__Data excerpts__:
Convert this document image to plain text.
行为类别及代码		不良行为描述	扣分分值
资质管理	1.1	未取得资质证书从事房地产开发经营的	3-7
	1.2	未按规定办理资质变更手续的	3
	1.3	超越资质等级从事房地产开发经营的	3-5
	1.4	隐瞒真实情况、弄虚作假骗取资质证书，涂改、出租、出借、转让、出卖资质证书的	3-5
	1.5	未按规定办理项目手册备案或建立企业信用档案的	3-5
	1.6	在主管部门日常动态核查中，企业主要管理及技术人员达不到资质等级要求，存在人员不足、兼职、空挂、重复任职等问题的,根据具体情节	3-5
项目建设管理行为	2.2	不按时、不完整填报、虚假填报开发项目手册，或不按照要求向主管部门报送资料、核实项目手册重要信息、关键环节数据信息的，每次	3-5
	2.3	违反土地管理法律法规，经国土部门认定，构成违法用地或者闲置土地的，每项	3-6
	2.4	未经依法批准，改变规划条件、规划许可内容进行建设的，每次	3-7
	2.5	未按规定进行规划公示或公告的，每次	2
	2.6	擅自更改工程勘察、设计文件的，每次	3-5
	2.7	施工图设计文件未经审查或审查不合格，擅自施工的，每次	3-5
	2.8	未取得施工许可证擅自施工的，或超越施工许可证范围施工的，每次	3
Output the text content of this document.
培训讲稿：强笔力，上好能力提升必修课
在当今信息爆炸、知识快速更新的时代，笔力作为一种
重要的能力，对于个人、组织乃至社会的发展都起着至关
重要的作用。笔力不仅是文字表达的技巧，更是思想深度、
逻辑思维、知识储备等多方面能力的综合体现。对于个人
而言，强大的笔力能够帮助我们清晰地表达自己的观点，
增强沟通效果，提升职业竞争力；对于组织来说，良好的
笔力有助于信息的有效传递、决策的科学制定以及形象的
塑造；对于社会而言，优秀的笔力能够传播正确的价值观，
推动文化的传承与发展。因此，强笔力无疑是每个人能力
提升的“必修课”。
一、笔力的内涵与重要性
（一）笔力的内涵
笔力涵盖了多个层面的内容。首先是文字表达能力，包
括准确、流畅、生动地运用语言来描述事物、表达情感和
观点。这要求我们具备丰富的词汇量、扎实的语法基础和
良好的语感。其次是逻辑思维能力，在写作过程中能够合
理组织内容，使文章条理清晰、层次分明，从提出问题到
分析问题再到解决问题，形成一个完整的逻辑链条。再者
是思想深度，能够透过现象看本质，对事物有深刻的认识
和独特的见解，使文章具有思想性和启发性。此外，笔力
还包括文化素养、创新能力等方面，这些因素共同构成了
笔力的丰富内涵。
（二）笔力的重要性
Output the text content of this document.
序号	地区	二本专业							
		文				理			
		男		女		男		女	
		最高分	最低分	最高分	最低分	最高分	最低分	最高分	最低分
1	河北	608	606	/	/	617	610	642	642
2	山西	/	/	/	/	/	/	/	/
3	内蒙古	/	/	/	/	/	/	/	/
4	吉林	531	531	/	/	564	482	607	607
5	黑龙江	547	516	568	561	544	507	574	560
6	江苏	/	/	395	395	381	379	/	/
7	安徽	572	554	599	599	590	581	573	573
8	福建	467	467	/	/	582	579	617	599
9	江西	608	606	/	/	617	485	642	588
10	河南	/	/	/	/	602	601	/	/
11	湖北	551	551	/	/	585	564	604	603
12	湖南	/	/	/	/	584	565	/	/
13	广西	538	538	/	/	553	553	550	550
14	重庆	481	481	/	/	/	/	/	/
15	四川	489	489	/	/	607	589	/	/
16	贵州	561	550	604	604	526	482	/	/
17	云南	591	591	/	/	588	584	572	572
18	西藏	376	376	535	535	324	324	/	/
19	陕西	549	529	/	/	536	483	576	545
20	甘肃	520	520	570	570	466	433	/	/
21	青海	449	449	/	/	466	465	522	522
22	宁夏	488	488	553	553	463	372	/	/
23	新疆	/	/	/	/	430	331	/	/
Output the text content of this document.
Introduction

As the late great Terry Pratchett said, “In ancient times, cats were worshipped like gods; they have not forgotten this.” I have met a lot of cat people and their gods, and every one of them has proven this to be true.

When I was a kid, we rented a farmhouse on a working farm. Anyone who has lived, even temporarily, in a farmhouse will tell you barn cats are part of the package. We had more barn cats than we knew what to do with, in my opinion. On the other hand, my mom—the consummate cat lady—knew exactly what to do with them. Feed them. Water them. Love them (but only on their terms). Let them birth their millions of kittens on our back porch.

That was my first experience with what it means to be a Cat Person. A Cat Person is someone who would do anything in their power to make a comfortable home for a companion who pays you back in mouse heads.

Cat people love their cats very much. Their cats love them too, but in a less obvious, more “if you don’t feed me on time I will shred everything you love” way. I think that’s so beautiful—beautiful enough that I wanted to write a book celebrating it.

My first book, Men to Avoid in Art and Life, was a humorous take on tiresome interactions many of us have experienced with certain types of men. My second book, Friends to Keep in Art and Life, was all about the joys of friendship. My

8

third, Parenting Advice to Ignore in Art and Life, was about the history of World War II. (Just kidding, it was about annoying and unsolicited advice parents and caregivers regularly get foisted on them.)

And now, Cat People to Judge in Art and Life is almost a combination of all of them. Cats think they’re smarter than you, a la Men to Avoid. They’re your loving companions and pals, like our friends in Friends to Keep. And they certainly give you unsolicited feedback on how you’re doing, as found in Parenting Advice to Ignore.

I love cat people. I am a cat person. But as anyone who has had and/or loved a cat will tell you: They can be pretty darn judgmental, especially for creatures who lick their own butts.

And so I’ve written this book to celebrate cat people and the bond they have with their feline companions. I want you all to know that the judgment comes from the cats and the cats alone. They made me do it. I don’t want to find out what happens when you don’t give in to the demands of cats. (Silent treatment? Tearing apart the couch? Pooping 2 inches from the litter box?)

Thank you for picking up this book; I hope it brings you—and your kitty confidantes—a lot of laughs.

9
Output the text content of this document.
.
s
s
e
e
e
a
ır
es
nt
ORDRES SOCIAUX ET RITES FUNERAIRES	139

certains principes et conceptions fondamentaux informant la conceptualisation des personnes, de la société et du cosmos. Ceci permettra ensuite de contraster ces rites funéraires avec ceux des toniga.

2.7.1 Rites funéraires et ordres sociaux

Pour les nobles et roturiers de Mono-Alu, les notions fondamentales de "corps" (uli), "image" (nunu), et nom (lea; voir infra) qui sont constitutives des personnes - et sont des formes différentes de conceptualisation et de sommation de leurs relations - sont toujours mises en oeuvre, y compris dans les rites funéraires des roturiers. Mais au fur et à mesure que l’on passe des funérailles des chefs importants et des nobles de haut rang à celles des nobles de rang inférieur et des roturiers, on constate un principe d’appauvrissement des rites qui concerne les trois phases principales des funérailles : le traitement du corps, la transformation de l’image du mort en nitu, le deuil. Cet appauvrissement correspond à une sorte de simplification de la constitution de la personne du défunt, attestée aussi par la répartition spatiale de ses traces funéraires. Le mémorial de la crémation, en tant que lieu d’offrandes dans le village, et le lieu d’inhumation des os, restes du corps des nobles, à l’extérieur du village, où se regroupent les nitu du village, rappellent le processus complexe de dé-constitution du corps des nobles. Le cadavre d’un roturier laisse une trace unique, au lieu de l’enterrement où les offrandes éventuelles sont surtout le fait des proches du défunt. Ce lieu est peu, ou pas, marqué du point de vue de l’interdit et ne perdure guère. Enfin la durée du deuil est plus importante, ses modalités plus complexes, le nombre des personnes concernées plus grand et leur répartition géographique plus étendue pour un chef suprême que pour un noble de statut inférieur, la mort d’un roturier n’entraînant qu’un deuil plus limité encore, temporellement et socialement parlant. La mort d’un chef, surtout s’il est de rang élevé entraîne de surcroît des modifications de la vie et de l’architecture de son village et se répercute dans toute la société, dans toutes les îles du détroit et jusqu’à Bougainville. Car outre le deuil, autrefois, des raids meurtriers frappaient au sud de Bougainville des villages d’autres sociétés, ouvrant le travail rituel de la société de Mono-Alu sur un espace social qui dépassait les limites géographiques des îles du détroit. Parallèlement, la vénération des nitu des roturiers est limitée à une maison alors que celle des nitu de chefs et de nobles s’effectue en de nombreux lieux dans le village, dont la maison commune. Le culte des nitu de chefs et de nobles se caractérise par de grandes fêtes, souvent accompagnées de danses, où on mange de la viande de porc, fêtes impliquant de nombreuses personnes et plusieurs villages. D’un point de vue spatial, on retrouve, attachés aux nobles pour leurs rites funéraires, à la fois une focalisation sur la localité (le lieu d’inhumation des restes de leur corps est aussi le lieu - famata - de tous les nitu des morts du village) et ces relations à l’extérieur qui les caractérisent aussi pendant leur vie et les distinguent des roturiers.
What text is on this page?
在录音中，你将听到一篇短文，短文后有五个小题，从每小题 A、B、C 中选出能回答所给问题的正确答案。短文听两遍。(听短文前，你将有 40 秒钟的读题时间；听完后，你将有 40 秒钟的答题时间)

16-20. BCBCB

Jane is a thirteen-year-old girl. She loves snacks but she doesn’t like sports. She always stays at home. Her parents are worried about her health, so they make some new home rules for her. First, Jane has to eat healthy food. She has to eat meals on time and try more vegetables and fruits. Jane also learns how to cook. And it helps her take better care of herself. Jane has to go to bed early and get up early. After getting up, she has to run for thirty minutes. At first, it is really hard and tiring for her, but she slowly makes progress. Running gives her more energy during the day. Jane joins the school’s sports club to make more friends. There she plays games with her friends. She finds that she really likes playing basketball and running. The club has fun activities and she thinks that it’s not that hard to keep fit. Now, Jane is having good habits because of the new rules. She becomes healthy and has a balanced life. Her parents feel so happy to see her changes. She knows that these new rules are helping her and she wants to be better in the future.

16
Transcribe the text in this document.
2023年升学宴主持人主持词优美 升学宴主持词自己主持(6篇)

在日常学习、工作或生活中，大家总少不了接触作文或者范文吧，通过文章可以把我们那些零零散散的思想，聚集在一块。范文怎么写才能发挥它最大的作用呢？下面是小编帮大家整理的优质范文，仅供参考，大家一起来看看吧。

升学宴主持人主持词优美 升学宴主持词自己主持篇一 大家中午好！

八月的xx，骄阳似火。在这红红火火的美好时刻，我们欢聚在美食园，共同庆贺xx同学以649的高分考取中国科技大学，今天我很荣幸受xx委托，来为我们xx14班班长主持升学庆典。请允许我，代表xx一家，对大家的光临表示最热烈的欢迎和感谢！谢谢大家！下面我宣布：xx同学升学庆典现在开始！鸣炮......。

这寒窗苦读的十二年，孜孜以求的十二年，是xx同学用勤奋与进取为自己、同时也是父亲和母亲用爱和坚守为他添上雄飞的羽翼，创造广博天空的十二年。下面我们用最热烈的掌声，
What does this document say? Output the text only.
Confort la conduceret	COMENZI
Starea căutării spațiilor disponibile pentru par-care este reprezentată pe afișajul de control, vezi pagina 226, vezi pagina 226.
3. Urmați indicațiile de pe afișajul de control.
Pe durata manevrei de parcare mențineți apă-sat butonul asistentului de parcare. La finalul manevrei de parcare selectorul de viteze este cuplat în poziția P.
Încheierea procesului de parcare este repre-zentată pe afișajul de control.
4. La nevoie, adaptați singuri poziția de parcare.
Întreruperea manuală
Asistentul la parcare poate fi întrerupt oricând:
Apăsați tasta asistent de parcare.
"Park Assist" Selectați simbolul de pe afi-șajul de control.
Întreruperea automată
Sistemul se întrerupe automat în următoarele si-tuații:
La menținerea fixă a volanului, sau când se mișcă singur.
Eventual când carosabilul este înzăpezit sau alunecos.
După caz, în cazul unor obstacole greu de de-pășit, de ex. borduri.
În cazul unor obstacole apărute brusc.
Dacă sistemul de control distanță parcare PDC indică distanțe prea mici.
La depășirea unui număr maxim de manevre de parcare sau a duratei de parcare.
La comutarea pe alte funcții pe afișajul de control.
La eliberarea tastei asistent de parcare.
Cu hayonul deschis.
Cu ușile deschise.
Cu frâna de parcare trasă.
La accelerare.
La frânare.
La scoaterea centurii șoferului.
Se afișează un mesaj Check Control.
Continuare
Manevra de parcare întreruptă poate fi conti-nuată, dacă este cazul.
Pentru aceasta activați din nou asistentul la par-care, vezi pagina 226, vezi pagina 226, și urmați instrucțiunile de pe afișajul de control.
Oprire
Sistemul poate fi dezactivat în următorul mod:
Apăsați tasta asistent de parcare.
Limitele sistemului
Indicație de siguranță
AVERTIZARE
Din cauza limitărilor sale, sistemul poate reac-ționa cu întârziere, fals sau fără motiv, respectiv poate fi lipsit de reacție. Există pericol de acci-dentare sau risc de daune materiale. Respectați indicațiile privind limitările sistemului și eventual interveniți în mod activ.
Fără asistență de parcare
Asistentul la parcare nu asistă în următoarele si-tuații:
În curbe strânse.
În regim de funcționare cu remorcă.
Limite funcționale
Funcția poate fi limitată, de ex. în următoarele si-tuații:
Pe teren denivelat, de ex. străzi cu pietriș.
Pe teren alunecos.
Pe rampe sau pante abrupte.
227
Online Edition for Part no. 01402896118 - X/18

__Instructions for the task__: Find out how many lines in the listing contain the string "vezi". Give the number alone.

__Task output__: 2